* _Exercise prompt_:
The entries are to be returned exactly, with images left out.

* _Given data_:
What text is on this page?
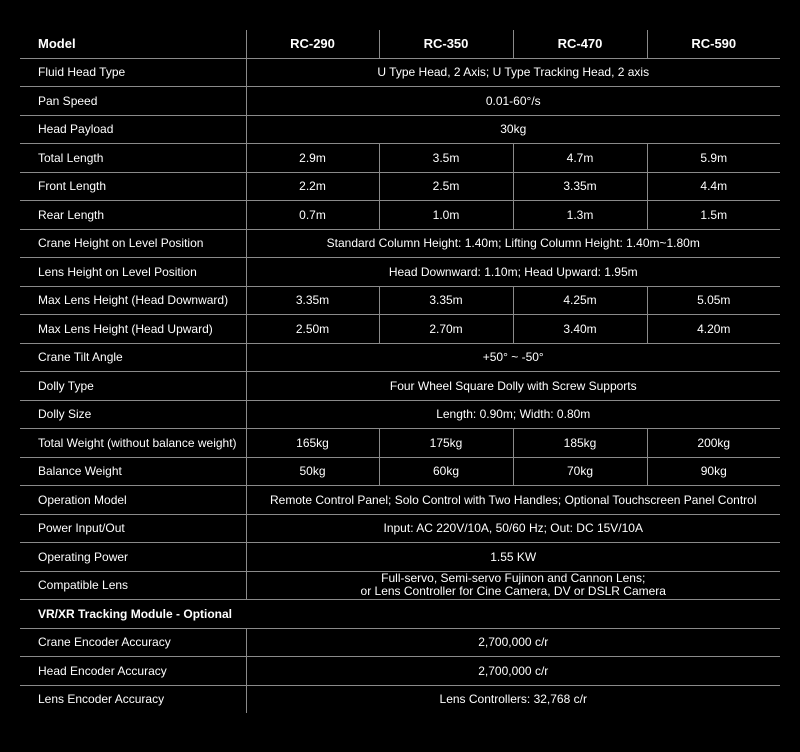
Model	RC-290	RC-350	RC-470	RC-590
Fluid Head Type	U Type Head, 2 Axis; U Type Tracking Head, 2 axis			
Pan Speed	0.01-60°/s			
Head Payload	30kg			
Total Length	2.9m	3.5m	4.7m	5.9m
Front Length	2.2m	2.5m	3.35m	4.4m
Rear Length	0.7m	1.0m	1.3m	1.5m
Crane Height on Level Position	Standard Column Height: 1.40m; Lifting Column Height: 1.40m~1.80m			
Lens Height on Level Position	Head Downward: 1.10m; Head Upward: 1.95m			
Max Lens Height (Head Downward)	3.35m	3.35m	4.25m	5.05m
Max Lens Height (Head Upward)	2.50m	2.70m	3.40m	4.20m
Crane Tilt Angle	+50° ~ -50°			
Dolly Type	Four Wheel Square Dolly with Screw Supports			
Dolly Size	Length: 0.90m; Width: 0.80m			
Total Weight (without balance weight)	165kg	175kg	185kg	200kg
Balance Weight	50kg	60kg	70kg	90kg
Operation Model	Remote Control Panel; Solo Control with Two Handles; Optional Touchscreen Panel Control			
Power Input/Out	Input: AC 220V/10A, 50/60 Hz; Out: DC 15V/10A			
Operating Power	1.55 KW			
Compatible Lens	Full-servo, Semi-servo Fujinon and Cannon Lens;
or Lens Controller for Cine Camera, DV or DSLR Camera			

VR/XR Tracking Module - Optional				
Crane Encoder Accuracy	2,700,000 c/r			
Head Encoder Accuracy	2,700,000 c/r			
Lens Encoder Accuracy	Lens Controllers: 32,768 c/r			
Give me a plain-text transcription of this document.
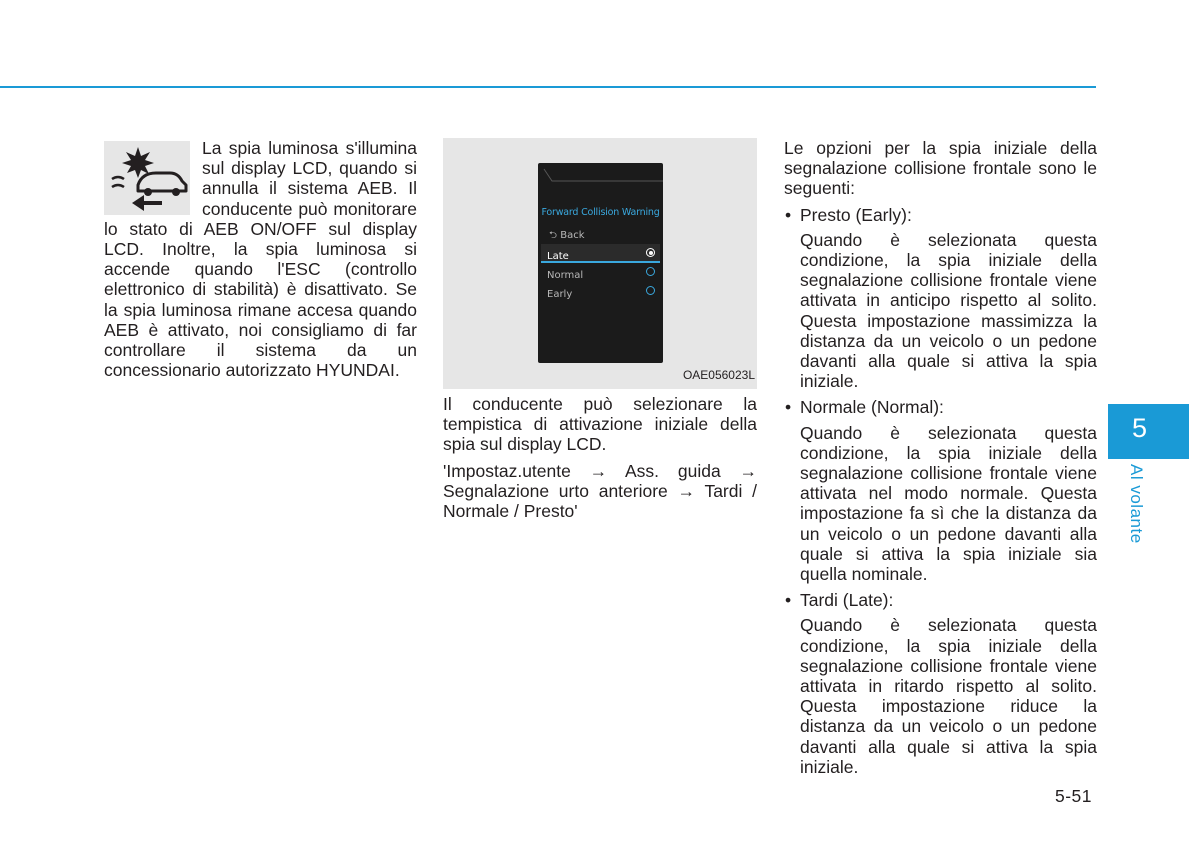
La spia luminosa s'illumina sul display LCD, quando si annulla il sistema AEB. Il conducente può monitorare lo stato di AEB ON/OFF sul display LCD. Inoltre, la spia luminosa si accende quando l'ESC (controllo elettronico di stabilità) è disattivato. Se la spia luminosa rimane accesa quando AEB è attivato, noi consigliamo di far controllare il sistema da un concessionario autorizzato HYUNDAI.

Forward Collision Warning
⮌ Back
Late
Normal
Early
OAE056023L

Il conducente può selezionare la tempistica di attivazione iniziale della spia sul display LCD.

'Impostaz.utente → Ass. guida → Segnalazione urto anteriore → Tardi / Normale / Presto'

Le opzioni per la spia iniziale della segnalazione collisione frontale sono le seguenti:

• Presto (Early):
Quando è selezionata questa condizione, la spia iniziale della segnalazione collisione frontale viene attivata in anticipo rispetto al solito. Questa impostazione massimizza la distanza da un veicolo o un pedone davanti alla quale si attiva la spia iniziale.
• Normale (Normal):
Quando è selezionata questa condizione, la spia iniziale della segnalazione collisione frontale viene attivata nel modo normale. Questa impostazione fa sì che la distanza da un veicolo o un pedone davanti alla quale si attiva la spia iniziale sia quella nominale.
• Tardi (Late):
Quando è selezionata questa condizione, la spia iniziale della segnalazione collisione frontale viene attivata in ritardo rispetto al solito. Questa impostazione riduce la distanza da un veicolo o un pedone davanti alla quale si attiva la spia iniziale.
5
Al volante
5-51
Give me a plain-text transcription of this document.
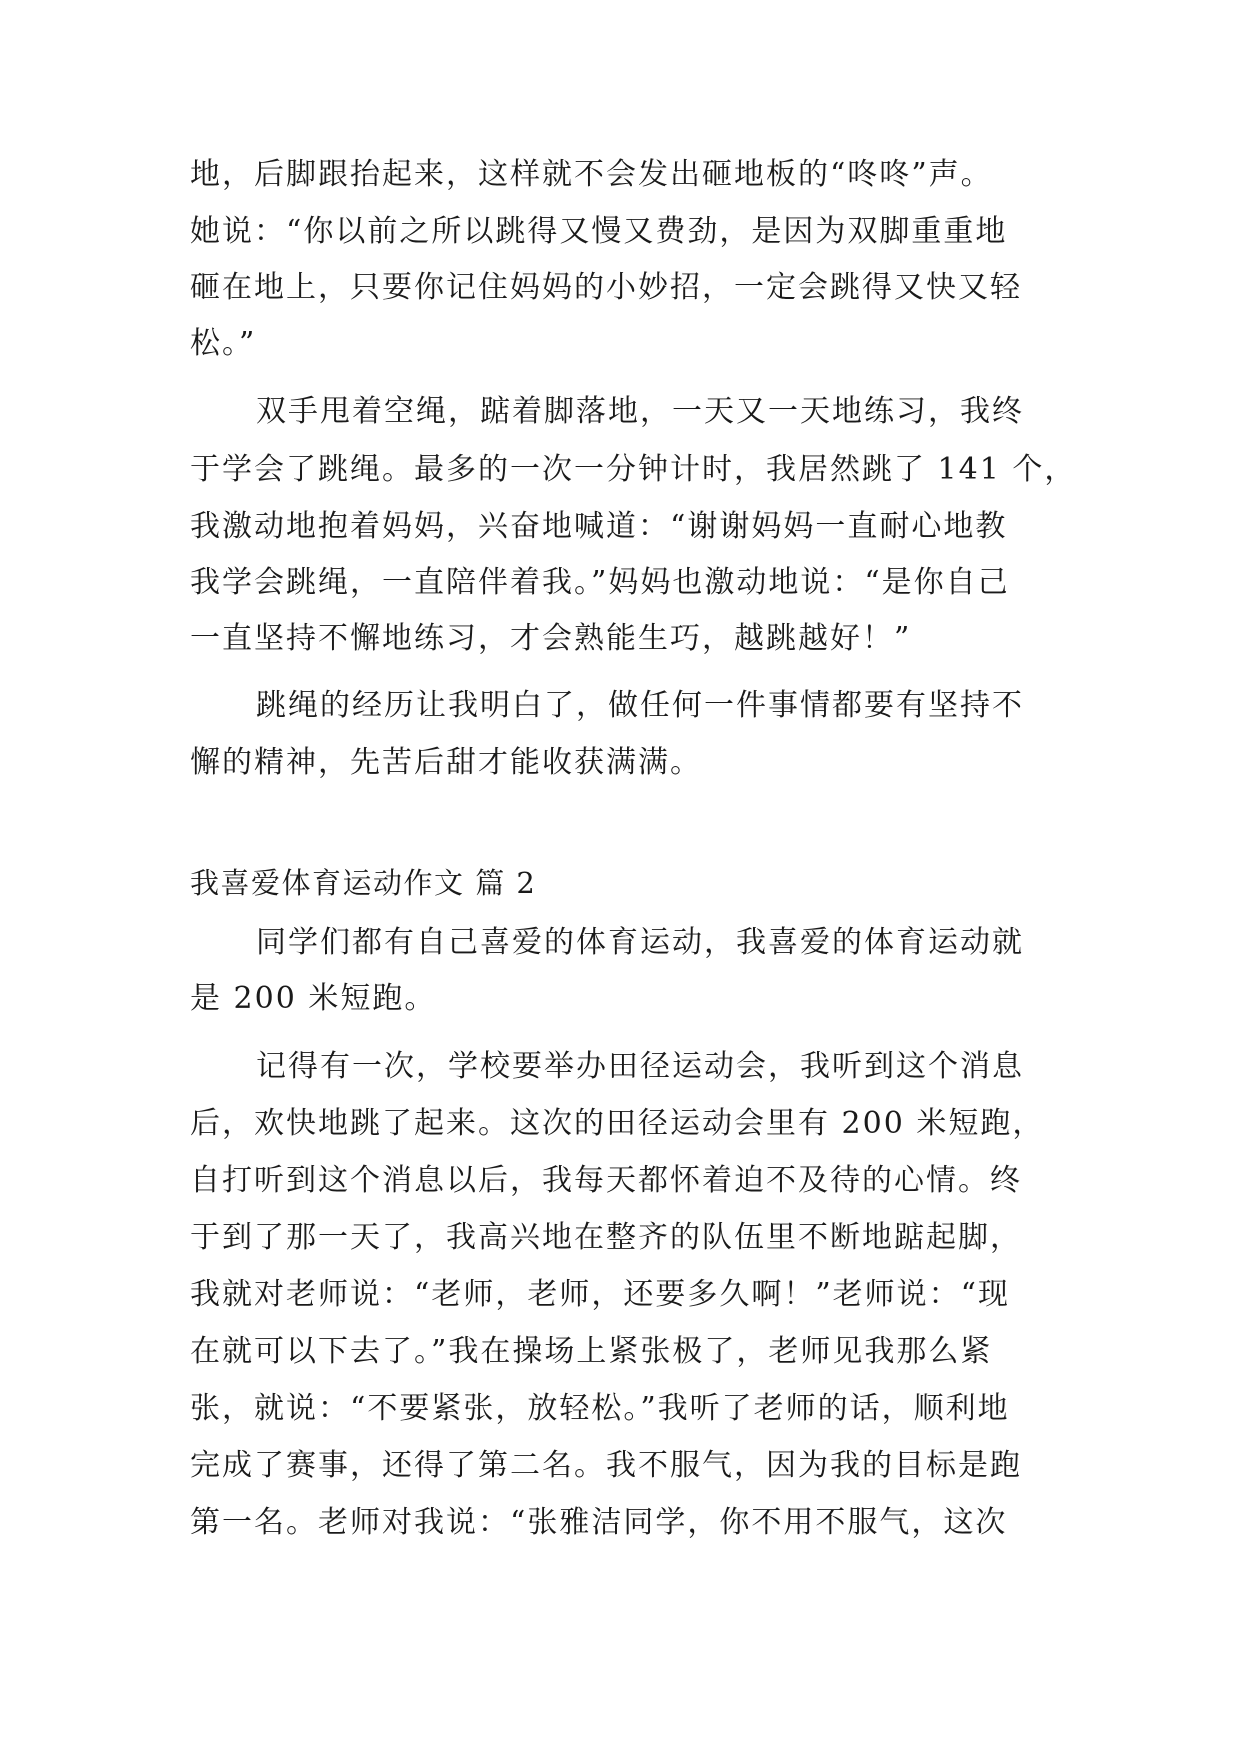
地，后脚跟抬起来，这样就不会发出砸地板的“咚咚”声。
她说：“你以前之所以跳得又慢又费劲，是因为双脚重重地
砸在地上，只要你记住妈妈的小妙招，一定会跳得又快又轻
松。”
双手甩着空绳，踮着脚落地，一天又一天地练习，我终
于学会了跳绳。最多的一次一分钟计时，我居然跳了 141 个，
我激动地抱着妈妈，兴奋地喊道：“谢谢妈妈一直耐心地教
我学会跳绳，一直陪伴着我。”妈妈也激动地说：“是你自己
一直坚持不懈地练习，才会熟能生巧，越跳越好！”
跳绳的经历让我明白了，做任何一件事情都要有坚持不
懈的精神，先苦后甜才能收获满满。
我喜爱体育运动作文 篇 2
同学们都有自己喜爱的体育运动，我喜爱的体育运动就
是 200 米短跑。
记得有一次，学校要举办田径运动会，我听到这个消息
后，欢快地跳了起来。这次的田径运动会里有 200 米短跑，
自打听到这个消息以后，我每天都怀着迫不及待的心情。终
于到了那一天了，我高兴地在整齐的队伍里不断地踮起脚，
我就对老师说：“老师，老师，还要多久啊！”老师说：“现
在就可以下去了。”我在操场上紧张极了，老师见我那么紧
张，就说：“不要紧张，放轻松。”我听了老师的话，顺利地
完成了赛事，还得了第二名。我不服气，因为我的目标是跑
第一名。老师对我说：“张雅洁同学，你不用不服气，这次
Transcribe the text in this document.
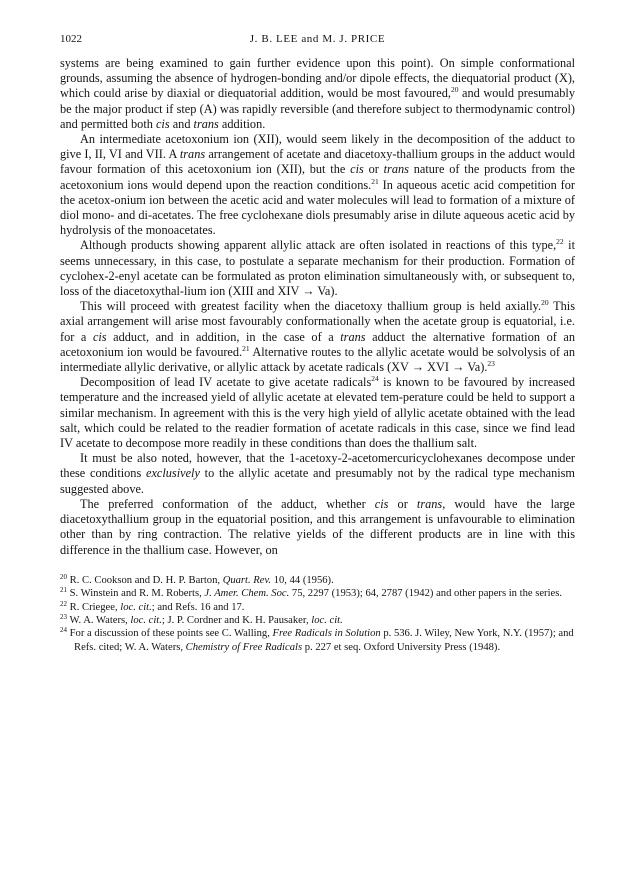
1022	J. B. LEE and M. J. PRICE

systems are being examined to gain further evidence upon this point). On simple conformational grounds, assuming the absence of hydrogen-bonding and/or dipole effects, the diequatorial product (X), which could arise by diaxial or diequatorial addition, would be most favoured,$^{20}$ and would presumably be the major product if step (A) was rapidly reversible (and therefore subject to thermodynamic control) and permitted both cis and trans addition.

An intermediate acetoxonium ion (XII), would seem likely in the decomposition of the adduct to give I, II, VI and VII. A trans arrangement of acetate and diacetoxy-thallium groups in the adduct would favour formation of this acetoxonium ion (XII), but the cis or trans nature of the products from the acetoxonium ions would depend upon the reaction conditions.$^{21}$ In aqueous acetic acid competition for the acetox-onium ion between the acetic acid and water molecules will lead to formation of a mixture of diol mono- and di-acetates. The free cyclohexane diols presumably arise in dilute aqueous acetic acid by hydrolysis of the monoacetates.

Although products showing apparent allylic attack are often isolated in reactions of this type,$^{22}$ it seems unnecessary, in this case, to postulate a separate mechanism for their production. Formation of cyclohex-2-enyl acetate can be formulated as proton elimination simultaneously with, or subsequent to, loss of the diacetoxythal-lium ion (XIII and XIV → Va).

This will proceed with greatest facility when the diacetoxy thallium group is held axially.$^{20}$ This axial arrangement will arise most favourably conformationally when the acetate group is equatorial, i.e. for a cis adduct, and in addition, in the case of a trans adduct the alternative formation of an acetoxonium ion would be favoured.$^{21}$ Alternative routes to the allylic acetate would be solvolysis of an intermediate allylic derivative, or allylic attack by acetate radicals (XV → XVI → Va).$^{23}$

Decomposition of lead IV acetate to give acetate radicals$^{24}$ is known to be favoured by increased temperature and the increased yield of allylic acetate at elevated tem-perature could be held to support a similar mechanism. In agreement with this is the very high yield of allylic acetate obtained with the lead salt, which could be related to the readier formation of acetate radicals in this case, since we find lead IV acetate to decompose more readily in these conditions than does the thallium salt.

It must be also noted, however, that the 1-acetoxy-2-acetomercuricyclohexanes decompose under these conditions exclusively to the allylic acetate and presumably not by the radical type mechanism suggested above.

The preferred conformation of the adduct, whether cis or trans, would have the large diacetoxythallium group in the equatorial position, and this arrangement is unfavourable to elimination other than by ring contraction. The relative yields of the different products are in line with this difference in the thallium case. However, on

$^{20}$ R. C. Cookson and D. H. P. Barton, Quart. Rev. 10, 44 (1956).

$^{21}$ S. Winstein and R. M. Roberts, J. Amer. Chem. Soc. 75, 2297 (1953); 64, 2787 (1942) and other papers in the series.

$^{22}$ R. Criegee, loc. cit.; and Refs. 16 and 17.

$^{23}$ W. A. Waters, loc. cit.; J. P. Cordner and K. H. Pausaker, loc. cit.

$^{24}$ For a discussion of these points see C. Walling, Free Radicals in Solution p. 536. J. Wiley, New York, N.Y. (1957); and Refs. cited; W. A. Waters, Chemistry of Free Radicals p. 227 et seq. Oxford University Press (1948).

* _Response to this task_:
What text is on this page?
Model	RC-290	RC-350	RC-470	RC-590
Fluid Head Type	U Type Head, 2 Axis; U Type Tracking Head, 2 axis			
Pan Speed	0.01-60°/s			
Head Payload	30kg			
Total Length	2.9m	3.5m	4.7m	5.9m
Front Length	2.2m	2.5m	3.35m	4.4m
Rear Length	0.7m	1.0m	1.3m	1.5m
Crane Height on Level Position	Standard Column Height: 1.40m; Lifting Column Height: 1.40m~1.80m			
Lens Height on Level Position	Head Downward: 1.10m; Head Upward: 1.95m			
Max Lens Height (Head Downward)	3.35m	3.35m	4.25m	5.05m
Max Lens Height (Head Upward)	2.50m	2.70m	3.40m	4.20m
Crane Tilt Angle	+50° ~ -50°			
Dolly Type	Four Wheel Square Dolly with Screw Supports			
Dolly Size	Length: 0.90m; Width: 0.80m			
Total Weight (without balance weight)	165kg	175kg	185kg	200kg
Balance Weight	50kg	60kg	70kg	90kg
Operation Model	Remote Control Panel; Solo Control with Two Handles; Optional Touchscreen Panel Control			
Power Input/Out	Input: AC 220V/10A, 50/60 Hz; Out: DC 15V/10A			
Operating Power	1.55 KW			
Compatible Lens	Full-servo, Semi-servo Fujinon and Cannon Lens;
or Lens Controller for Cine Camera, DV or DSLR Camera			

VR/XR Tracking Module - Optional				
Crane Encoder Accuracy	2,700,000 c/r			
Head Encoder Accuracy	2,700,000 c/r			
Lens Encoder Accuracy	Lens Controllers: 32,768 c/r			
Give me a plain-text transcription of this document.
La spia luminosa s'illumina sul display LCD, quando si annulla il sistema AEB. Il conducente può monitorare lo stato di AEB ON/OFF sul display LCD. Inoltre, la spia luminosa si accende quando l'ESC (controllo elettronico di stabilità) è disattivato. Se la spia luminosa rimane accesa quando AEB è attivato, noi consigliamo di far controllare il sistema da un concessionario autorizzato HYUNDAI.

Forward Collision Warning
⮌ Back
Late
Normal
Early
OAE056023L

Il conducente può selezionare la tempistica di attivazione iniziale della spia sul display LCD.

'Impostaz.utente → Ass. guida → Segnalazione urto anteriore → Tardi / Normale / Presto'

Le opzioni per la spia iniziale della segnalazione collisione frontale sono le seguenti:

• Presto (Early):
Quando è selezionata questa condizione, la spia iniziale della segnalazione collisione frontale viene attivata in anticipo rispetto al solito. Questa impostazione massimizza la distanza da un veicolo o un pedone davanti alla quale si attiva la spia iniziale.
• Normale (Normal):
Quando è selezionata questa condizione, la spia iniziale della segnalazione collisione frontale viene attivata nel modo normale. Questa impostazione fa sì che la distanza da un veicolo o un pedone davanti alla quale si attiva la spia iniziale sia quella nominale.
• Tardi (Late):
Quando è selezionata questa condizione, la spia iniziale della segnalazione collisione frontale viene attivata in ritardo rispetto al solito. Questa impostazione riduce la distanza da un veicolo o un pedone davanti alla quale si attiva la spia iniziale.
5
Al volante
5-51
Give me a plain-text transcription of this document.
地，后脚跟抬起来，这样就不会发出砸地板的“咚咚”声。
她说：“你以前之所以跳得又慢又费劲，是因为双脚重重地
砸在地上，只要你记住妈妈的小妙招，一定会跳得又快又轻
松。”
双手甩着空绳，踮着脚落地，一天又一天地练习，我终
于学会了跳绳。最多的一次一分钟计时，我居然跳了 141 个，
我激动地抱着妈妈，兴奋地喊道：“谢谢妈妈一直耐心地教
我学会跳绳，一直陪伴着我。”妈妈也激动地说：“是你自己
一直坚持不懈地练习，才会熟能生巧，越跳越好！”
跳绳的经历让我明白了，做任何一件事情都要有坚持不
懈的精神，先苦后甜才能收获满满。
我喜爱体育运动作文 篇 2
同学们都有自己喜爱的体育运动，我喜爱的体育运动就
是 200 米短跑。
记得有一次，学校要举办田径运动会，我听到这个消息
后，欢快地跳了起来。这次的田径运动会里有 200 米短跑，
自打听到这个消息以后，我每天都怀着迫不及待的心情。终
于到了那一天了，我高兴地在整齐的队伍里不断地踮起脚，
我就对老师说：“老师，老师，还要多久啊！”老师说：“现
在就可以下去了。”我在操场上紧张极了，老师见我那么紧
张，就说：“不要紧张，放轻松。”我听了老师的话，顺利地
完成了赛事，还得了第二名。我不服气，因为我的目标是跑
第一名。老师对我说：“张雅洁同学，你不用不服气，这次
Transcribe the text in this document.
1022	J. B. LEE and M. J. PRICE

systems are being examined to gain further evidence upon this point). On simple conformational grounds, assuming the absence of hydrogen-bonding and/or dipole effects, the diequatorial product (X), which could arise by diaxial or diequatorial addition, would be most favoured,$^{20}$ and would presumably be the major product if step (A) was rapidly reversible (and therefore subject to thermodynamic control) and permitted both cis and trans addition.

An intermediate acetoxonium ion (XII), would seem likely in the decomposition of the adduct to give I, II, VI and VII. A trans arrangement of acetate and diacetoxy-thallium groups in the adduct would favour formation of this acetoxonium ion (XII), but the cis or trans nature of the products from the acetoxonium ions would depend upon the reaction conditions.$^{21}$ In aqueous acetic acid competition for the acetox-onium ion between the acetic acid and water molecules will lead to formation of a mixture of diol mono- and di-acetates. The free cyclohexane diols presumably arise in dilute aqueous acetic acid by hydrolysis of the monoacetates.

Although products showing apparent allylic attack are often isolated in reactions of this type,$^{22}$ it seems unnecessary, in this case, to postulate a separate mechanism for their production. Formation of cyclohex-2-enyl acetate can be formulated as proton elimination simultaneously with, or subsequent to, loss of the diacetoxythal-lium ion (XIII and XIV → Va).

This will proceed with greatest facility when the diacetoxy thallium group is held axially.$^{20}$ This axial arrangement will arise most favourably conformationally when the acetate group is equatorial, i.e. for a cis adduct, and in addition, in the case of a trans adduct the alternative formation of an acetoxonium ion would be favoured.$^{21}$ Alternative routes to the allylic acetate would be solvolysis of an intermediate allylic derivative, or allylic attack by acetate radicals (XV → XVI → Va).$^{23}$

Decomposition of lead IV acetate to give acetate radicals$^{24}$ is known to be favoured by increased temperature and the increased yield of allylic acetate at elevated tem-perature could be held to support a similar mechanism. In agreement with this is the very high yield of allylic acetate obtained with the lead salt, which could be related to the readier formation of acetate radicals in this case, since we find lead IV acetate to decompose more readily in these conditions than does the thallium salt.

It must be also noted, however, that the 1-acetoxy-2-acetomercuricyclohexanes decompose under these conditions exclusively to the allylic acetate and presumably not by the radical type mechanism suggested above.

The preferred conformation of the adduct, whether cis or trans, would have the large diacetoxythallium group in the equatorial position, and this arrangement is unfavourable to elimination other than by ring contraction. The relative yields of the different products are in line with this difference in the thallium case. However, on

$^{20}$ R. C. Cookson and D. H. P. Barton, Quart. Rev. 10, 44 (1956).

$^{21}$ S. Winstein and R. M. Roberts, J. Amer. Chem. Soc. 75, 2297 (1953); 64, 2787 (1942) and other papers in the series.

$^{22}$ R. Criegee, loc. cit.; and Refs. 16 and 17.

$^{23}$ W. A. Waters, loc. cit.; J. P. Cordner and K. H. Pausaker, loc. cit.

$^{24}$ For a discussion of these points see C. Walling, Free Radicals in Solution p. 536. J. Wiley, New York, N.Y. (1957); and Refs. cited; W. A. Waters, Chemistry of Free Radicals p. 227 et seq. Oxford University Press (1948).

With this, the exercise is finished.